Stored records
....

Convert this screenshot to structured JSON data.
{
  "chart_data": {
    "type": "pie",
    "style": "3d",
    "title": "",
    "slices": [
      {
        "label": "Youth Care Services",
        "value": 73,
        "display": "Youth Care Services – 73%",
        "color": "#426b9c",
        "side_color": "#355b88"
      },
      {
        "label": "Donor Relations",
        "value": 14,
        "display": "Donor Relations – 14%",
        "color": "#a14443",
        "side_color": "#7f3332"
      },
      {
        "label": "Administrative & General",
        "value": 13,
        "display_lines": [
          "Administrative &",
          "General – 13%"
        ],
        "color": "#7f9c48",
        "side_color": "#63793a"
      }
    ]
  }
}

....

▶ [EXERCISE DIRECTIONS]: Reproduce the records above exactly as they appear.

▶ [RIGHT ANSWER]:
Convert this screenshot to structured JSON data.
{
  "chart_data": {
    "type": "pie",
    "style": "3d",
    "title": "",
    "slices": [
      {
        "label": "Youth Care Services",
        "value": 73,
        "display": "Youth Care Services – 73%",
        "color": "#426b9c",
        "side_color": "#355b88"
      },
      {
        "label": "Donor Relations",
        "value": 14,
        "display": "Donor Relations – 14%",
        "color": "#a14443",
        "side_color": "#7f3332"
      },
      {
        "label": "Administrative & General",
        "value": 13,
        "display_lines": [
          "Administrative &",
          "General – 13%"
        ],
        "color": "#7f9c48",
        "side_color": "#63793a"
      }
    ]
  }
}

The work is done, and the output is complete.